The data ::
● ● ● ● ●

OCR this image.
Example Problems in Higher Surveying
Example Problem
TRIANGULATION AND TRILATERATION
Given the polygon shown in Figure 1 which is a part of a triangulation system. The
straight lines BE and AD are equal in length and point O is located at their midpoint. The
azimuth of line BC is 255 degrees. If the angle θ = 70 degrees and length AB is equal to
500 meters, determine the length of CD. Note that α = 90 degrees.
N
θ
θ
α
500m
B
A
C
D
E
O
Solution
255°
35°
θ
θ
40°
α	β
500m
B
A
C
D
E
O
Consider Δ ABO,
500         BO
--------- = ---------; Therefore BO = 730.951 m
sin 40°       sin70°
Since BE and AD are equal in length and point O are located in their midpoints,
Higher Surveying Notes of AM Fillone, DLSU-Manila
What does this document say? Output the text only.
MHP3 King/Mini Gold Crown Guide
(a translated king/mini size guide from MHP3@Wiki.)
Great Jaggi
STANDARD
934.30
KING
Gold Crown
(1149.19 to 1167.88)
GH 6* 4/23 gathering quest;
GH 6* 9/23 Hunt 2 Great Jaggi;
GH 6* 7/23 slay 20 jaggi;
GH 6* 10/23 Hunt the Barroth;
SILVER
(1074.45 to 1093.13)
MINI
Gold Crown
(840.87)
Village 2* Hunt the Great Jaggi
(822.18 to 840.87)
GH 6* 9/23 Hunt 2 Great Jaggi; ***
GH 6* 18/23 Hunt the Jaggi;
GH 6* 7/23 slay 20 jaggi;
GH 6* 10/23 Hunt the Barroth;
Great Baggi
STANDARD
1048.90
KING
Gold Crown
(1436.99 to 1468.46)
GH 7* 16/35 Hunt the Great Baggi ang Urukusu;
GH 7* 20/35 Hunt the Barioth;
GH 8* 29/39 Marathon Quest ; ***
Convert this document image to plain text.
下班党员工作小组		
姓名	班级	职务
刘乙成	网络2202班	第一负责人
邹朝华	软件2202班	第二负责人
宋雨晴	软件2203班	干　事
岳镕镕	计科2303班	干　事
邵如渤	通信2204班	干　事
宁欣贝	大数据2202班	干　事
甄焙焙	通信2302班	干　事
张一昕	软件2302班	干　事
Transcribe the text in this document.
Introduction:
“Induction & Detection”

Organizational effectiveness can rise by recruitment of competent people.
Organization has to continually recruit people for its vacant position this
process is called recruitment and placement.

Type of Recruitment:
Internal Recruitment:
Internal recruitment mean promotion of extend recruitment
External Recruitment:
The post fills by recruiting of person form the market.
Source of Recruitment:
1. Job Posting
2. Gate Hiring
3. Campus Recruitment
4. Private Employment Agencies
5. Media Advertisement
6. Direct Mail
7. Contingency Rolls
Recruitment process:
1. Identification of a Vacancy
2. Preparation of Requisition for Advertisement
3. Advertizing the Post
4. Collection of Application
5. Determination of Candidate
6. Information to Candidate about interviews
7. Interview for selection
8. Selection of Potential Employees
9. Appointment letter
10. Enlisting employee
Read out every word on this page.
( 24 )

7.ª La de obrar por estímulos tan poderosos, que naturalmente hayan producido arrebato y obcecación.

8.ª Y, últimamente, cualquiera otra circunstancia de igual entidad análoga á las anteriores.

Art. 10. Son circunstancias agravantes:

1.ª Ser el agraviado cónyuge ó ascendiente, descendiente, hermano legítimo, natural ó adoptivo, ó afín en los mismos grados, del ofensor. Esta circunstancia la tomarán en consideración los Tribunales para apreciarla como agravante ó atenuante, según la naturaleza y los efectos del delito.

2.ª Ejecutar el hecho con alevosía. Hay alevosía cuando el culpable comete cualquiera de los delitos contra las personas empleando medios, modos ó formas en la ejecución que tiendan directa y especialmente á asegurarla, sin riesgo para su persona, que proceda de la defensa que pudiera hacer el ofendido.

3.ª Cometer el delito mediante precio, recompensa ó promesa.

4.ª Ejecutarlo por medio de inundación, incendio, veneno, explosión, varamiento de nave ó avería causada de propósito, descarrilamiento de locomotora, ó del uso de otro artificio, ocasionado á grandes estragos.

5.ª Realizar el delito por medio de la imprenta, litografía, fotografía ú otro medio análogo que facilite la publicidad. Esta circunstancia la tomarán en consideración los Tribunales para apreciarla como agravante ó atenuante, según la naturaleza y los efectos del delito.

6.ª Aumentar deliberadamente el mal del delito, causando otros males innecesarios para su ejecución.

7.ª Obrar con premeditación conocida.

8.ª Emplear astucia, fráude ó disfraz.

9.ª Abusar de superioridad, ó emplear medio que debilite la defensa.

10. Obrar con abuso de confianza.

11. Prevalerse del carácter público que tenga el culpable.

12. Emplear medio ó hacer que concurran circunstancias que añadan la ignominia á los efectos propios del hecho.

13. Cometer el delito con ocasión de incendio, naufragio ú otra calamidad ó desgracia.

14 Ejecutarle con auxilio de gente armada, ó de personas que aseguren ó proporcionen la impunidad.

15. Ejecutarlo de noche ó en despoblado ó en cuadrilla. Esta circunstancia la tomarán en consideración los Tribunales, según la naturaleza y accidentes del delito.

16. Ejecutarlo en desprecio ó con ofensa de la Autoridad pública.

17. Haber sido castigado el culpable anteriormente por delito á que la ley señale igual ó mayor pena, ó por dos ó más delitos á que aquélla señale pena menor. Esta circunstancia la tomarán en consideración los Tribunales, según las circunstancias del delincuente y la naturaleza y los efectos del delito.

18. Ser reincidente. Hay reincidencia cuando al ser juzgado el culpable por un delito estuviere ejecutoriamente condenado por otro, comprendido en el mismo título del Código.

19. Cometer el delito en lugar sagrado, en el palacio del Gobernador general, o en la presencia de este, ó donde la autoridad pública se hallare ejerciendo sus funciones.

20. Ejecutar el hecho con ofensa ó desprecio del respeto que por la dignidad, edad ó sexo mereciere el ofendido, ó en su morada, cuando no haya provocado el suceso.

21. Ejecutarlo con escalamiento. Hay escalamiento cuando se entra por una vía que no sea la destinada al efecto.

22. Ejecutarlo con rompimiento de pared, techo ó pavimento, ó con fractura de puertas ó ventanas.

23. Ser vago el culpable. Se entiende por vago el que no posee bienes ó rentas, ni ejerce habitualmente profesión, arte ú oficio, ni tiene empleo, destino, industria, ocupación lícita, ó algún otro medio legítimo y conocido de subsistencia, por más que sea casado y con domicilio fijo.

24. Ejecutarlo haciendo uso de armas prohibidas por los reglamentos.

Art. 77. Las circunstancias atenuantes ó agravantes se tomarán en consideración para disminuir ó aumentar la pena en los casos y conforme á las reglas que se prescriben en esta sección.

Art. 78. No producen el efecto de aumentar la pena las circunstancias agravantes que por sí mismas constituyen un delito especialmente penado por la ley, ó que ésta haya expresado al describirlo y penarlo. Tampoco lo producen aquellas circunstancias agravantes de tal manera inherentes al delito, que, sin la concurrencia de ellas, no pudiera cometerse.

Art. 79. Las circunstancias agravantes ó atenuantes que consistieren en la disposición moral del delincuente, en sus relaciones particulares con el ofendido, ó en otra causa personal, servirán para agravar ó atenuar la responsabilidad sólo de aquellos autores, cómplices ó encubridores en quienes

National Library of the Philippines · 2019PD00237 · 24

● ● ● ● ●

To do :: Print the complete listing again, exactly as it stands.

Output for this task ::
OCR this image.
Example Problems in Higher Surveying
Example Problem
TRIANGULATION AND TRILATERATION
Given the polygon shown in Figure 1 which is a part of a triangulation system. The
straight lines BE and AD are equal in length and point O is located at their midpoint. The
azimuth of line BC is 255 degrees. If the angle θ = 70 degrees and length AB is equal to
500 meters, determine the length of CD. Note that α = 90 degrees.
N
θ
θ
α
500m
B
A
C
D
E
O
Solution
255°
35°
θ
θ
40°
α	β
500m
B
A
C
D
E
O
Consider Δ ABO,
500         BO
--------- = ---------; Therefore BO = 730.951 m
sin 40°       sin70°
Since BE and AD are equal in length and point O are located in their midpoints,
Higher Surveying Notes of AM Fillone, DLSU-Manila
What does this document say? Output the text only.
MHP3 King/Mini Gold Crown Guide
(a translated king/mini size guide from MHP3@Wiki.)
Great Jaggi
STANDARD
934.30
KING
Gold Crown
(1149.19 to 1167.88)
GH 6* 4/23 gathering quest;
GH 6* 9/23 Hunt 2 Great Jaggi;
GH 6* 7/23 slay 20 jaggi;
GH 6* 10/23 Hunt the Barroth;
SILVER
(1074.45 to 1093.13)
MINI
Gold Crown
(840.87)
Village 2* Hunt the Great Jaggi
(822.18 to 840.87)
GH 6* 9/23 Hunt 2 Great Jaggi; ***
GH 6* 18/23 Hunt the Jaggi;
GH 6* 7/23 slay 20 jaggi;
GH 6* 10/23 Hunt the Barroth;
Great Baggi
STANDARD
1048.90
KING
Gold Crown
(1436.99 to 1468.46)
GH 7* 16/35 Hunt the Great Baggi ang Urukusu;
GH 7* 20/35 Hunt the Barioth;
GH 8* 29/39 Marathon Quest ; ***
Convert this document image to plain text.
下班党员工作小组		
姓名	班级	职务
刘乙成	网络2202班	第一负责人
邹朝华	软件2202班	第二负责人
宋雨晴	软件2203班	干　事
岳镕镕	计科2303班	干　事
邵如渤	通信2204班	干　事
宁欣贝	大数据2202班	干　事
甄焙焙	通信2302班	干　事
张一昕	软件2302班	干　事
Transcribe the text in this document.
Introduction:
“Induction & Detection”

Organizational effectiveness can rise by recruitment of competent people.
Organization has to continually recruit people for its vacant position this
process is called recruitment and placement.

Type of Recruitment:
Internal Recruitment:
Internal recruitment mean promotion of extend recruitment
External Recruitment:
The post fills by recruiting of person form the market.
Source of Recruitment:
1. Job Posting
2. Gate Hiring
3. Campus Recruitment
4. Private Employment Agencies
5. Media Advertisement
6. Direct Mail
7. Contingency Rolls
Recruitment process:
1. Identification of a Vacancy
2. Preparation of Requisition for Advertisement
3. Advertizing the Post
4. Collection of Application
5. Determination of Candidate
6. Information to Candidate about interviews
7. Interview for selection
8. Selection of Potential Employees
9. Appointment letter
10. Enlisting employee
Read out every word on this page.
( 24 )

7.ª La de obrar por estímulos tan poderosos, que naturalmente hayan producido arrebato y obcecación.

8.ª Y, últimamente, cualquiera otra circunstancia de igual entidad análoga á las anteriores.

Art. 10. Son circunstancias agravantes:

1.ª Ser el agraviado cónyuge ó ascendiente, descendiente, hermano legítimo, natural ó adoptivo, ó afín en los mismos grados, del ofensor. Esta circunstancia la tomarán en consideración los Tribunales para apreciarla como agravante ó atenuante, según la naturaleza y los efectos del delito.

2.ª Ejecutar el hecho con alevosía. Hay alevosía cuando el culpable comete cualquiera de los delitos contra las personas empleando medios, modos ó formas en la ejecución que tiendan directa y especialmente á asegurarla, sin riesgo para su persona, que proceda de la defensa que pudiera hacer el ofendido.

3.ª Cometer el delito mediante precio, recompensa ó promesa.

4.ª Ejecutarlo por medio de inundación, incendio, veneno, explosión, varamiento de nave ó avería causada de propósito, descarrilamiento de locomotora, ó del uso de otro artificio, ocasionado á grandes estragos.

5.ª Realizar el delito por medio de la imprenta, litografía, fotografía ú otro medio análogo que facilite la publicidad. Esta circunstancia la tomarán en consideración los Tribunales para apreciarla como agravante ó atenuante, según la naturaleza y los efectos del delito.

6.ª Aumentar deliberadamente el mal del delito, causando otros males innecesarios para su ejecución.

7.ª Obrar con premeditación conocida.

8.ª Emplear astucia, fráude ó disfraz.

9.ª Abusar de superioridad, ó emplear medio que debilite la defensa.

10. Obrar con abuso de confianza.

11. Prevalerse del carácter público que tenga el culpable.

12. Emplear medio ó hacer que concurran circunstancias que añadan la ignominia á los efectos propios del hecho.

13. Cometer el delito con ocasión de incendio, naufragio ú otra calamidad ó desgracia.

14 Ejecutarle con auxilio de gente armada, ó de personas que aseguren ó proporcionen la impunidad.

15. Ejecutarlo de noche ó en despoblado ó en cuadrilla. Esta circunstancia la tomarán en consideración los Tribunales, según la naturaleza y accidentes del delito.

16. Ejecutarlo en desprecio ó con ofensa de la Autoridad pública.

17. Haber sido castigado el culpable anteriormente por delito á que la ley señale igual ó mayor pena, ó por dos ó más delitos á que aquélla señale pena menor. Esta circunstancia la tomarán en consideración los Tribunales, según las circunstancias del delincuente y la naturaleza y los efectos del delito.

18. Ser reincidente. Hay reincidencia cuando al ser juzgado el culpable por un delito estuviere ejecutoriamente condenado por otro, comprendido en el mismo título del Código.

19. Cometer el delito en lugar sagrado, en el palacio del Gobernador general, o en la presencia de este, ó donde la autoridad pública se hallare ejerciendo sus funciones.

20. Ejecutar el hecho con ofensa ó desprecio del respeto que por la dignidad, edad ó sexo mereciere el ofendido, ó en su morada, cuando no haya provocado el suceso.

21. Ejecutarlo con escalamiento. Hay escalamiento cuando se entra por una vía que no sea la destinada al efecto.

22. Ejecutarlo con rompimiento de pared, techo ó pavimento, ó con fractura de puertas ó ventanas.

23. Ser vago el culpable. Se entiende por vago el que no posee bienes ó rentas, ni ejerce habitualmente profesión, arte ú oficio, ni tiene empleo, destino, industria, ocupación lícita, ó algún otro medio legítimo y conocido de subsistencia, por más que sea casado y con domicilio fijo.

24. Ejecutarlo haciendo uso de armas prohibidas por los reglamentos.

Art. 77. Las circunstancias atenuantes ó agravantes se tomarán en consideración para disminuir ó aumentar la pena en los casos y conforme á las reglas que se prescriben en esta sección.

Art. 78. No producen el efecto de aumentar la pena las circunstancias agravantes que por sí mismas constituyen un delito especialmente penado por la ley, ó que ésta haya expresado al describirlo y penarlo. Tampoco lo producen aquellas circunstancias agravantes de tal manera inherentes al delito, que, sin la concurrencia de ellas, no pudiera cometerse.

Art. 79. Las circunstancias agravantes ó atenuantes que consistieren en la disposición moral del delincuente, en sus relaciones particulares con el ofendido, ó en otra causa personal, servirán para agravar ó atenuar la responsabilidad sólo de aquellos autores, cómplices ó encubridores en quienes

National Library of the Philippines · 2019PD00237 · 24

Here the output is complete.